:: Description of the task ::
Every record below is to be retyped exactly, with any pictures left out.

:: Data for review ::

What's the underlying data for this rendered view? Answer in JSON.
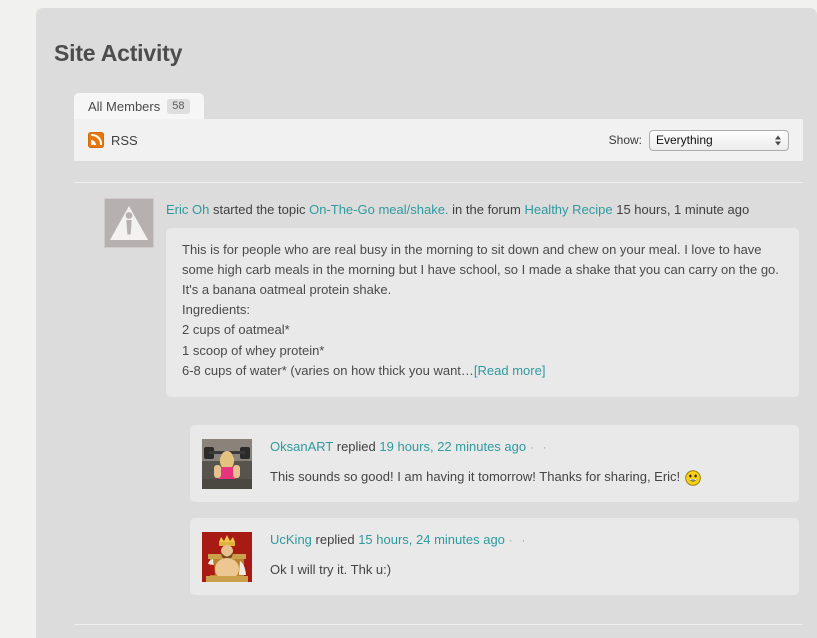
{
  "page": {
    "title": "Site Activity"
  },
  "tabs": [
    {
      "label": "All Members",
      "count": "58",
      "name": "tab-all-members"
    }
  ],
  "toolbar": {
    "rss_label": "RSS",
    "rss_icon": "rss-icon",
    "show_label": "Show:",
    "show_selected": "Everything",
    "show_options": [
      "Everything"
    ]
  },
  "activity": {
    "avatar_icon": "warning-triangle-avatar",
    "head": {
      "author": "Eric Oh",
      "action_1": "started the topic",
      "topic": "On-The-Go meal/shake.",
      "action_2": "in the forum",
      "forum": "Healthy Recipe",
      "timestamp": "15 hours, 1 minute ago"
    },
    "body_lines": [
      "This is for people who are real busy in the morning to sit down and chew on your meal. I love to have some high carb meals in the morning but I have school, so I made a shake that you can carry on the go. It's a banana oatmeal protein shake.",
      "Ingredients:",
      "2 cups of oatmeal*",
      "1 scoop of whey protein*"
    ],
    "body_last_line": "6-8 cups of water* (varies on how thick you want…",
    "read_more": "[Read more]"
  },
  "comments": [
    {
      "author": "OksanART",
      "action": "replied",
      "timestamp": "19 hours, 22 minutes ago",
      "separator": "· ·",
      "text": "This sounds so good! I am having it tomorrow! Thanks for sharing, Eric!",
      "emoji": "grinning-face-emoji",
      "avatar": "oksanart-avatar-photo"
    },
    {
      "author": "UcKing",
      "action": "replied",
      "timestamp": "15 hours, 24 minutes ago",
      "separator": "· ·",
      "text": "Ok I will try it. Thk u:)",
      "emoji": "",
      "avatar": "ucking-avatar-photo"
    }
  ],
  "colors": {
    "link": "#2f9a9e",
    "rss_orange": "#e8760f",
    "page_background": "#f1f1ef",
    "container_background": "#dcdcdc",
    "card_background": "#e9e9e9",
    "title_text": "#4c4c4c"
  }
}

:: The answer ::
What's the underlying data for this rendered view? Answer in JSON.
{
  "page": {
    "title": "Site Activity"
  },
  "tabs": [
    {
      "label": "All Members",
      "count": "58",
      "name": "tab-all-members"
    }
  ],
  "toolbar": {
    "rss_label": "RSS",
    "rss_icon": "rss-icon",
    "show_label": "Show:",
    "show_selected": "Everything",
    "show_options": [
      "Everything"
    ]
  },
  "activity": {
    "avatar_icon": "warning-triangle-avatar",
    "head": {
      "author": "Eric Oh",
      "action_1": "started the topic",
      "topic": "On-The-Go meal/shake.",
      "action_2": "in the forum",
      "forum": "Healthy Recipe",
      "timestamp": "15 hours, 1 minute ago"
    },
    "body_lines": [
      "This is for people who are real busy in the morning to sit down and chew on your meal. I love to have some high carb meals in the morning but I have school, so I made a shake that you can carry on the go. It's a banana oatmeal protein shake.",
      "Ingredients:",
      "2 cups of oatmeal*",
      "1 scoop of whey protein*"
    ],
    "body_last_line": "6-8 cups of water* (varies on how thick you want…",
    "read_more": "[Read more]"
  },
  "comments": [
    {
      "author": "OksanART",
      "action": "replied",
      "timestamp": "19 hours, 22 minutes ago",
      "separator": "· ·",
      "text": "This sounds so good! I am having it tomorrow! Thanks for sharing, Eric!",
      "emoji": "grinning-face-emoji",
      "avatar": "oksanart-avatar-photo"
    },
    {
      "author": "UcKing",
      "action": "replied",
      "timestamp": "15 hours, 24 minutes ago",
      "separator": "· ·",
      "text": "Ok I will try it. Thk u:)",
      "emoji": "",
      "avatar": "ucking-avatar-photo"
    }
  ],
  "colors": {
    "link": "#2f9a9e",
    "rss_orange": "#e8760f",
    "page_background": "#f1f1ef",
    "container_background": "#dcdcdc",
    "card_background": "#e9e9e9",
    "title_text": "#4c4c4c"
  }
}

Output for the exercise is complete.